- Short task:
All entries are to be quoted exactly; the images stay out of the copy.

******************************

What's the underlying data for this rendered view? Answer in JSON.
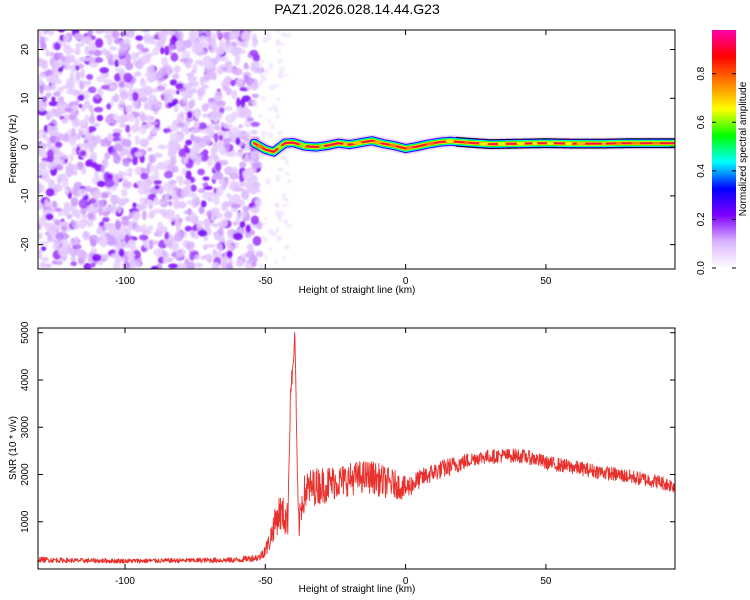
{
  "title": "PAZ1.2026.028.14.44.G23",
  "chart_data": [
    {
      "type": "heatmap",
      "name": "spectrogram",
      "xlabel": "Height of straight line (km)",
      "ylabel": "Frequency (Hz)",
      "xlim": [
        -131,
        96
      ],
      "ylim": [
        -25,
        24
      ],
      "xticks": [
        -100,
        -50,
        0,
        50
      ],
      "yticks": [
        20,
        10,
        0,
        -10,
        -20
      ],
      "colorbar": {
        "label": "Normalized spectral amplitude",
        "range": [
          0,
          0.98
        ],
        "ticks": [
          0.0,
          0.2,
          0.4,
          0.6,
          0.8
        ],
        "colors": [
          "#ffffff",
          "#d9b3ff",
          "#8000ff",
          "#0000ff",
          "#00ffff",
          "#00ff00",
          "#ffff00",
          "#ff8000",
          "#ff0000",
          "#ff00aa"
        ]
      },
      "noise_region": {
        "x_range": [
          -131,
          -52
        ],
        "amplitude": 0.1
      },
      "signal_track": {
        "x": [
          -54,
          -50,
          -47,
          -43,
          -40,
          -36,
          -32,
          -28,
          -24,
          -20,
          -16,
          -12,
          -8,
          -4,
          0,
          4,
          8,
          12,
          16,
          20,
          30,
          40,
          50,
          60,
          70,
          80,
          96
        ],
        "frequency": [
          0.8,
          -0.5,
          -1.0,
          0.8,
          0.9,
          0.2,
          0.0,
          0.3,
          0.8,
          0.5,
          0.9,
          1.3,
          0.7,
          0.3,
          -0.3,
          0.1,
          0.6,
          1.0,
          1.2,
          1.0,
          0.6,
          0.7,
          0.8,
          0.7,
          0.7,
          0.8,
          0.8
        ],
        "amplitude": 0.9
      }
    },
    {
      "type": "line",
      "name": "snr",
      "xlabel": "Height of straight line (km)",
      "ylabel": "SNR (10 * v/v)",
      "xlim": [
        -131,
        96
      ],
      "ylim": [
        0,
        5100
      ],
      "xticks": [
        -100,
        -50,
        0,
        50
      ],
      "yticks": [
        1000,
        2000,
        3000,
        4000,
        5000
      ],
      "color": "#e8302c",
      "series": [
        {
          "name": "SNR",
          "x": [
            -131,
            -120,
            -100,
            -80,
            -60,
            -52,
            -49,
            -47,
            -45,
            -43,
            -42,
            -41,
            -40,
            -39.5,
            -39,
            -38.5,
            -38,
            -37,
            -36,
            -35,
            -32,
            -28,
            -24,
            -20,
            -16,
            -12,
            -8,
            -4,
            0,
            5,
            10,
            15,
            20,
            25,
            30,
            35,
            40,
            45,
            50,
            60,
            70,
            80,
            90,
            96
          ],
          "y": [
            200,
            180,
            170,
            180,
            190,
            250,
            500,
            900,
            1200,
            1100,
            1000,
            3800,
            4300,
            5100,
            3500,
            1600,
            900,
            1400,
            1600,
            1700,
            1750,
            1800,
            1850,
            1900,
            1950,
            1950,
            1850,
            1800,
            1700,
            1900,
            2050,
            2150,
            2250,
            2350,
            2380,
            2400,
            2400,
            2350,
            2250,
            2150,
            2050,
            1950,
            1850,
            1750
          ],
          "noise_amplitude": [
            60,
            50,
            50,
            50,
            60,
            80,
            200,
            300,
            400,
            400,
            400,
            200,
            200,
            0,
            200,
            300,
            300,
            400,
            400,
            400,
            400,
            400,
            350,
            350,
            350,
            350,
            350,
            300,
            250,
            200,
            200,
            200,
            180,
            150,
            150,
            150,
            150,
            150,
            150,
            150,
            150,
            150,
            150,
            150
          ]
        }
      ]
    }
  ]
}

******************************

- Written answer:
What's the underlying data for this rendered view? Answer in JSON.
{
  "title": "PAZ1.2026.028.14.44.G23",
  "chart_data": [
    {
      "type": "heatmap",
      "name": "spectrogram",
      "xlabel": "Height of straight line (km)",
      "ylabel": "Frequency (Hz)",
      "xlim": [
        -131,
        96
      ],
      "ylim": [
        -25,
        24
      ],
      "xticks": [
        -100,
        -50,
        0,
        50
      ],
      "yticks": [
        20,
        10,
        0,
        -10,
        -20
      ],
      "colorbar": {
        "label": "Normalized spectral amplitude",
        "range": [
          0,
          0.98
        ],
        "ticks": [
          0.0,
          0.2,
          0.4,
          0.6,
          0.8
        ],
        "colors": [
          "#ffffff",
          "#d9b3ff",
          "#8000ff",
          "#0000ff",
          "#00ffff",
          "#00ff00",
          "#ffff00",
          "#ff8000",
          "#ff0000",
          "#ff00aa"
        ]
      },
      "noise_region": {
        "x_range": [
          -131,
          -52
        ],
        "amplitude": 0.1
      },
      "signal_track": {
        "x": [
          -54,
          -50,
          -47,
          -43,
          -40,
          -36,
          -32,
          -28,
          -24,
          -20,
          -16,
          -12,
          -8,
          -4,
          0,
          4,
          8,
          12,
          16,
          20,
          30,
          40,
          50,
          60,
          70,
          80,
          96
        ],
        "frequency": [
          0.8,
          -0.5,
          -1.0,
          0.8,
          0.9,
          0.2,
          0.0,
          0.3,
          0.8,
          0.5,
          0.9,
          1.3,
          0.7,
          0.3,
          -0.3,
          0.1,
          0.6,
          1.0,
          1.2,
          1.0,
          0.6,
          0.7,
          0.8,
          0.7,
          0.7,
          0.8,
          0.8
        ],
        "amplitude": 0.9
      }
    },
    {
      "type": "line",
      "name": "snr",
      "xlabel": "Height of straight line (km)",
      "ylabel": "SNR (10 * v/v)",
      "xlim": [
        -131,
        96
      ],
      "ylim": [
        0,
        5100
      ],
      "xticks": [
        -100,
        -50,
        0,
        50
      ],
      "yticks": [
        1000,
        2000,
        3000,
        4000,
        5000
      ],
      "color": "#e8302c",
      "series": [
        {
          "name": "SNR",
          "x": [
            -131,
            -120,
            -100,
            -80,
            -60,
            -52,
            -49,
            -47,
            -45,
            -43,
            -42,
            -41,
            -40,
            -39.5,
            -39,
            -38.5,
            -38,
            -37,
            -36,
            -35,
            -32,
            -28,
            -24,
            -20,
            -16,
            -12,
            -8,
            -4,
            0,
            5,
            10,
            15,
            20,
            25,
            30,
            35,
            40,
            45,
            50,
            60,
            70,
            80,
            90,
            96
          ],
          "y": [
            200,
            180,
            170,
            180,
            190,
            250,
            500,
            900,
            1200,
            1100,
            1000,
            3800,
            4300,
            5100,
            3500,
            1600,
            900,
            1400,
            1600,
            1700,
            1750,
            1800,
            1850,
            1900,
            1950,
            1950,
            1850,
            1800,
            1700,
            1900,
            2050,
            2150,
            2250,
            2350,
            2380,
            2400,
            2400,
            2350,
            2250,
            2150,
            2050,
            1950,
            1850,
            1750
          ],
          "noise_amplitude": [
            60,
            50,
            50,
            50,
            60,
            80,
            200,
            300,
            400,
            400,
            400,
            200,
            200,
            0,
            200,
            300,
            300,
            400,
            400,
            400,
            400,
            400,
            350,
            350,
            350,
            350,
            350,
            300,
            250,
            200,
            200,
            200,
            180,
            150,
            150,
            150,
            150,
            150,
            150,
            150,
            150,
            150,
            150,
            150
          ]
        }
      ]
    }
  ]
}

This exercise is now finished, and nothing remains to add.